> [WHAT IS ASKED]
Copy each record exactly as it reads, leaving out any pictures it holds.

> [INFORMATION GIVEN]
▶

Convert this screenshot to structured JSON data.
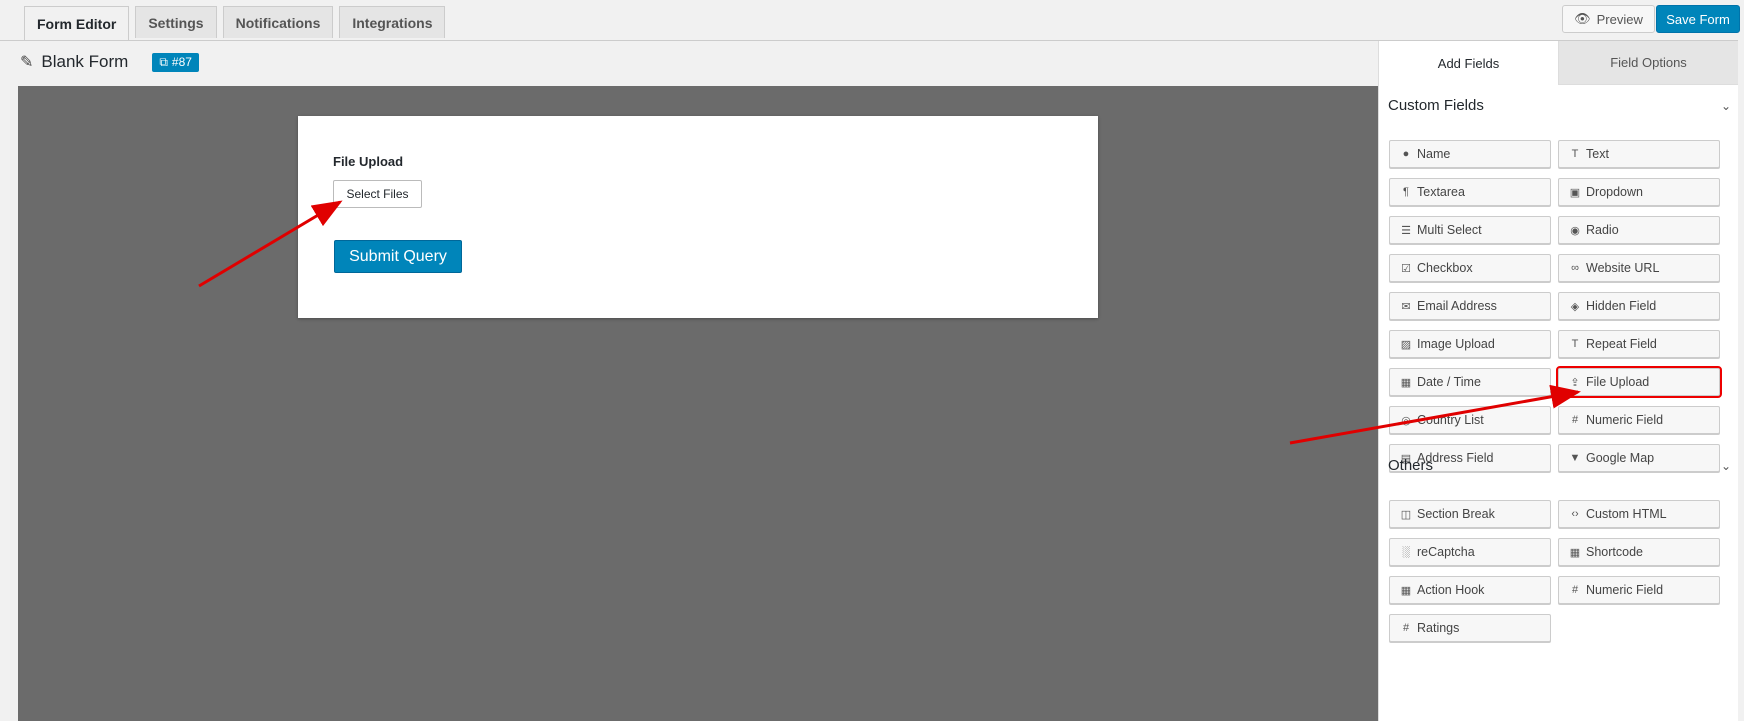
{
  "tabs": [
    "Form Editor",
    "Settings",
    "Notifications",
    "Integrations"
  ],
  "header": {
    "preview_label": "Preview",
    "save_label": "Save Form"
  },
  "form": {
    "title": "Blank Form",
    "id_badge": "#87"
  },
  "canvas": {
    "field_label": "File Upload",
    "select_files_label": "Select Files",
    "submit_label": "Submit Query"
  },
  "sidebar": {
    "tabs": [
      "Add Fields",
      "Field Options"
    ],
    "custom_heading": "Custom Fields",
    "others_heading": "Others",
    "custom_fields": [
      {
        "label": "Name",
        "icon": "●"
      },
      {
        "label": "Text",
        "icon": "T"
      },
      {
        "label": "Textarea",
        "icon": "¶"
      },
      {
        "label": "Dropdown",
        "icon": "▣"
      },
      {
        "label": "Multi Select",
        "icon": "☰"
      },
      {
        "label": "Radio",
        "icon": "◉"
      },
      {
        "label": "Checkbox",
        "icon": "☑"
      },
      {
        "label": "Website URL",
        "icon": "∞"
      },
      {
        "label": "Email Address",
        "icon": "✉"
      },
      {
        "label": "Hidden Field",
        "icon": "◈"
      },
      {
        "label": "Image Upload",
        "icon": "▨"
      },
      {
        "label": "Repeat Field",
        "icon": "T"
      },
      {
        "label": "Date / Time",
        "icon": "▦"
      },
      {
        "label": "File Upload",
        "icon": "⇪"
      },
      {
        "label": "Country List",
        "icon": "◎"
      },
      {
        "label": "Numeric Field",
        "icon": "#"
      },
      {
        "label": "Address Field",
        "icon": "▤"
      },
      {
        "label": "Google Map",
        "icon": "▼"
      }
    ],
    "other_fields": [
      {
        "label": "Section Break",
        "icon": "◫"
      },
      {
        "label": "Custom HTML",
        "icon": "‹›"
      },
      {
        "label": "reCaptcha",
        "icon": "░"
      },
      {
        "label": "Shortcode",
        "icon": "▦"
      },
      {
        "label": "Action Hook",
        "icon": "▦"
      },
      {
        "label": "Numeric Field",
        "icon": "#"
      },
      {
        "label": "Ratings",
        "icon": "#"
      }
    ],
    "highlighted_field": "File Upload"
  },
  "colors": {
    "primary": "#0085ba",
    "canvas": "#6b6b6b",
    "highlight": "#e00000"
  }
}
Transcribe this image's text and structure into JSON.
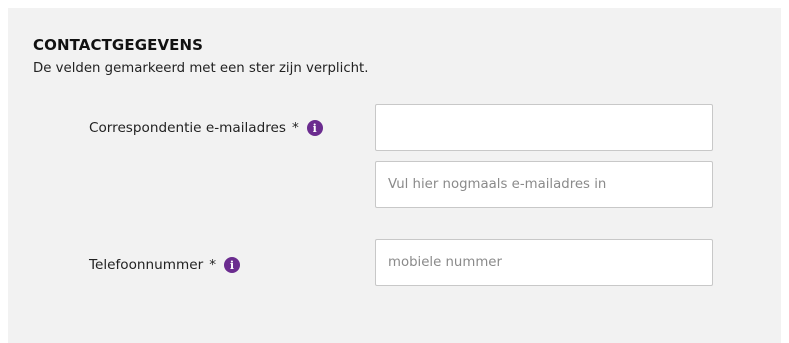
{
  "section": {
    "title": "CONTACTGEGEVENS",
    "intro": "De velden gemarkeerd met een ster zijn verplicht."
  },
  "email": {
    "label": "Correspondentie e-mailadres",
    "required_marker": "*",
    "info_icon": "info-icon",
    "value": "",
    "confirm_placeholder": "Vul hier nogmaals e-mailadres in"
  },
  "phone": {
    "label": "Telefoonnummer",
    "required_marker": "*",
    "info_icon": "info-icon",
    "placeholder": "mobiele nummer"
  },
  "colors": {
    "panel_background": "#f2f2f2",
    "info_icon": "#6b2c8f",
    "input_border": "#c8c8c8"
  }
}
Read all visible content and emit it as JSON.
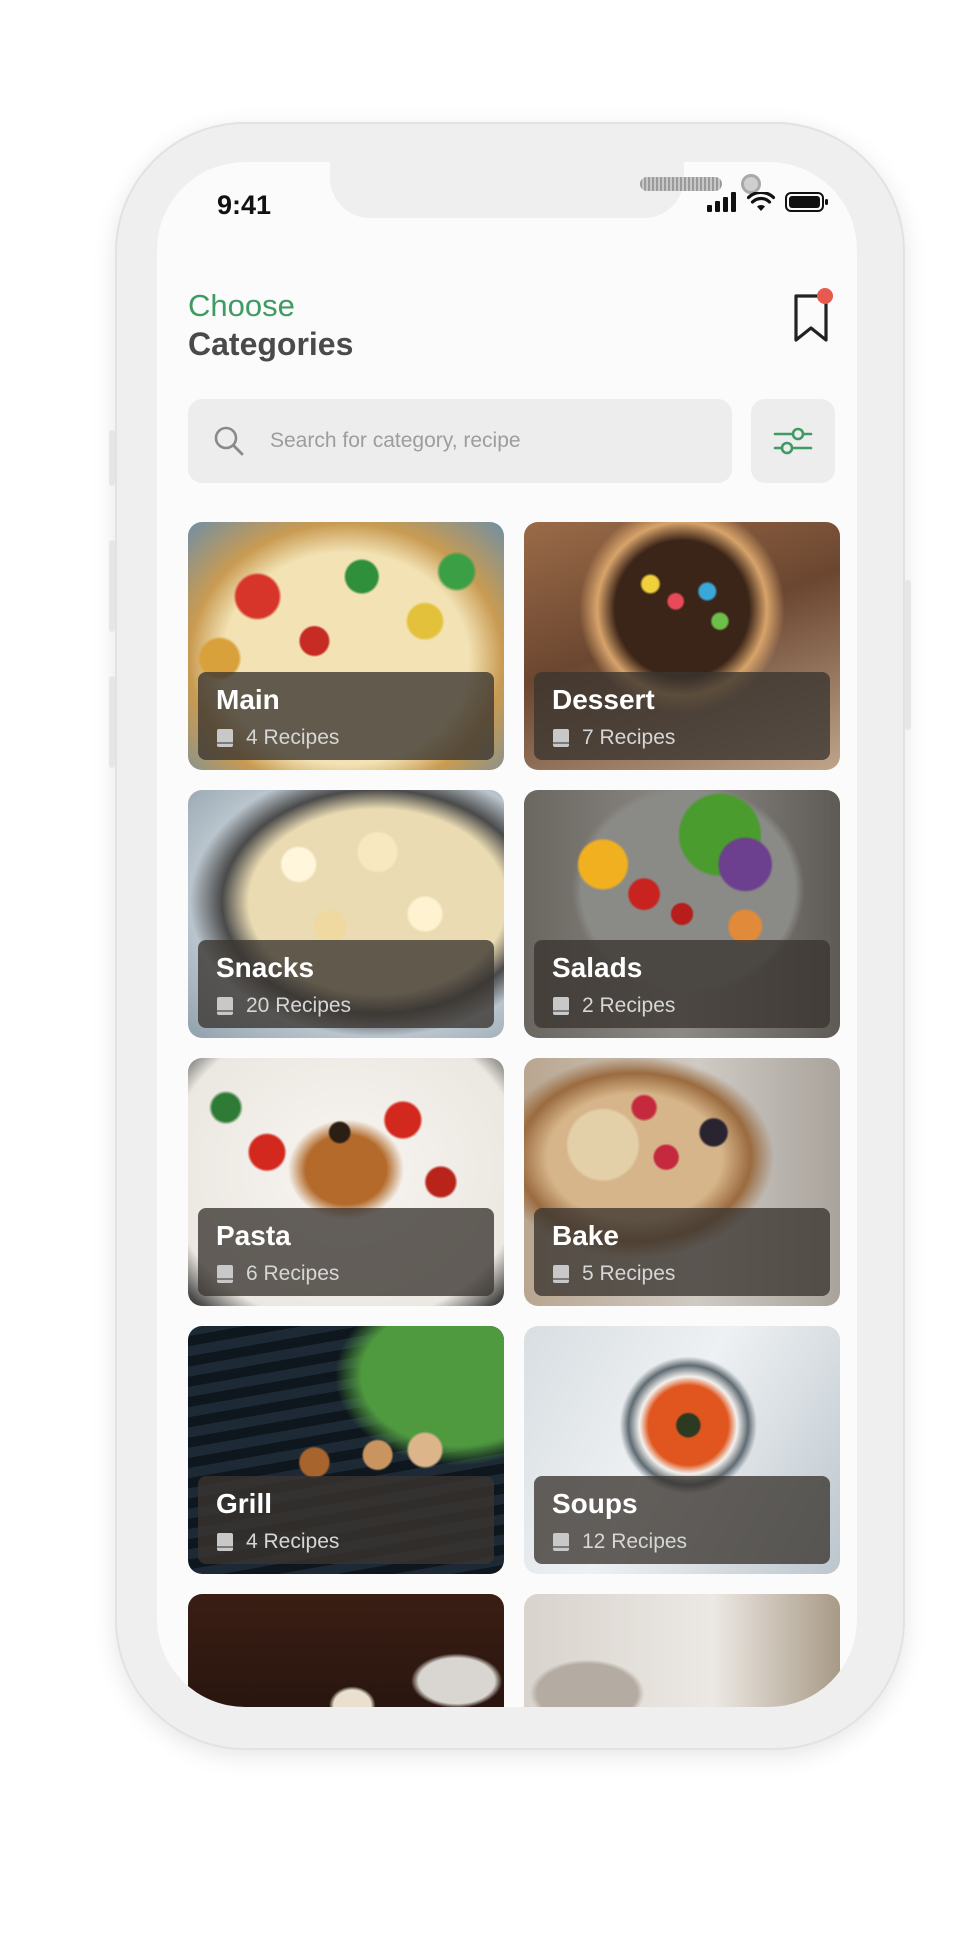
{
  "status_bar": {
    "time": "9:41"
  },
  "header": {
    "subtitle": "Choose",
    "title": "Categories"
  },
  "search": {
    "placeholder": "Search for category, recipe"
  },
  "categories": [
    {
      "name": "Main",
      "count": "4 Recipes"
    },
    {
      "name": "Dessert",
      "count": "7 Recipes"
    },
    {
      "name": "Snacks",
      "count": "20 Recipes"
    },
    {
      "name": "Salads",
      "count": "2 Recipes"
    },
    {
      "name": "Pasta",
      "count": "6 Recipes"
    },
    {
      "name": "Bake",
      "count": "5 Recipes"
    },
    {
      "name": "Grill",
      "count": "4 Recipes"
    },
    {
      "name": "Soups",
      "count": "12 Recipes"
    }
  ],
  "colors": {
    "accent": "#3f9a63",
    "notification": "#e8594e",
    "title": "#4a4a4a"
  }
}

◀

> [REPLY]
Convert this screenshot to structured JSON data.
{
  "tabs": [
    "Form Editor",
    "Settings",
    "Notifications",
    "Integrations"
  ],
  "header": {
    "preview_label": "Preview",
    "save_label": "Save Form"
  },
  "form": {
    "title": "Blank Form",
    "id_badge": "#87"
  },
  "canvas": {
    "field_label": "File Upload",
    "select_files_label": "Select Files",
    "submit_label": "Submit Query"
  },
  "sidebar": {
    "tabs": [
      "Add Fields",
      "Field Options"
    ],
    "custom_heading": "Custom Fields",
    "others_heading": "Others",
    "custom_fields": [
      {
        "label": "Name",
        "icon": "●"
      },
      {
        "label": "Text",
        "icon": "T"
      },
      {
        "label": "Textarea",
        "icon": "¶"
      },
      {
        "label": "Dropdown",
        "icon": "▣"
      },
      {
        "label": "Multi Select",
        "icon": "☰"
      },
      {
        "label": "Radio",
        "icon": "◉"
      },
      {
        "label": "Checkbox",
        "icon": "☑"
      },
      {
        "label": "Website URL",
        "icon": "∞"
      },
      {
        "label": "Email Address",
        "icon": "✉"
      },
      {
        "label": "Hidden Field",
        "icon": "◈"
      },
      {
        "label": "Image Upload",
        "icon": "▨"
      },
      {
        "label": "Repeat Field",
        "icon": "T"
      },
      {
        "label": "Date / Time",
        "icon": "▦"
      },
      {
        "label": "File Upload",
        "icon": "⇪"
      },
      {
        "label": "Country List",
        "icon": "◎"
      },
      {
        "label": "Numeric Field",
        "icon": "#"
      },
      {
        "label": "Address Field",
        "icon": "▤"
      },
      {
        "label": "Google Map",
        "icon": "▼"
      }
    ],
    "other_fields": [
      {
        "label": "Section Break",
        "icon": "◫"
      },
      {
        "label": "Custom HTML",
        "icon": "‹›"
      },
      {
        "label": "reCaptcha",
        "icon": "░"
      },
      {
        "label": "Shortcode",
        "icon": "▦"
      },
      {
        "label": "Action Hook",
        "icon": "▦"
      },
      {
        "label": "Numeric Field",
        "icon": "#"
      },
      {
        "label": "Ratings",
        "icon": "#"
      }
    ],
    "highlighted_field": "File Upload"
  },
  "colors": {
    "primary": "#0085ba",
    "canvas": "#6b6b6b",
    "highlight": "#e00000"
  }
}
Transcribe this image's text and structure into JSON.
{
  "section": {
    "title": "CONTACTGEGEVENS",
    "intro": "De velden gemarkeerd met een ster zijn verplicht."
  },
  "email": {
    "label": "Correspondentie e-mailadres",
    "required_marker": "*",
    "info_icon": "info-icon",
    "value": "",
    "confirm_placeholder": "Vul hier nogmaals e-mailadres in"
  },
  "phone": {
    "label": "Telefoonnummer",
    "required_marker": "*",
    "info_icon": "info-icon",
    "placeholder": "mobiele nummer"
  },
  "colors": {
    "panel_background": "#f2f2f2",
    "info_icon": "#6b2c8f",
    "input_border": "#c8c8c8"
  }
}
Read all visible content and emit it as JSON.
{
  "status_bar": {
    "time": "9:41"
  },
  "header": {
    "subtitle": "Choose",
    "title": "Categories"
  },
  "search": {
    "placeholder": "Search for category, recipe"
  },
  "categories": [
    {
      "name": "Main",
      "count": "4 Recipes"
    },
    {
      "name": "Dessert",
      "count": "7 Recipes"
    },
    {
      "name": "Snacks",
      "count": "20 Recipes"
    },
    {
      "name": "Salads",
      "count": "2 Recipes"
    },
    {
      "name": "Pasta",
      "count": "6 Recipes"
    },
    {
      "name": "Bake",
      "count": "5 Recipes"
    },
    {
      "name": "Grill",
      "count": "4 Recipes"
    },
    {
      "name": "Soups",
      "count": "12 Recipes"
    }
  ],
  "colors": {
    "accent": "#3f9a63",
    "notification": "#e8594e",
    "title": "#4a4a4a"
  }
}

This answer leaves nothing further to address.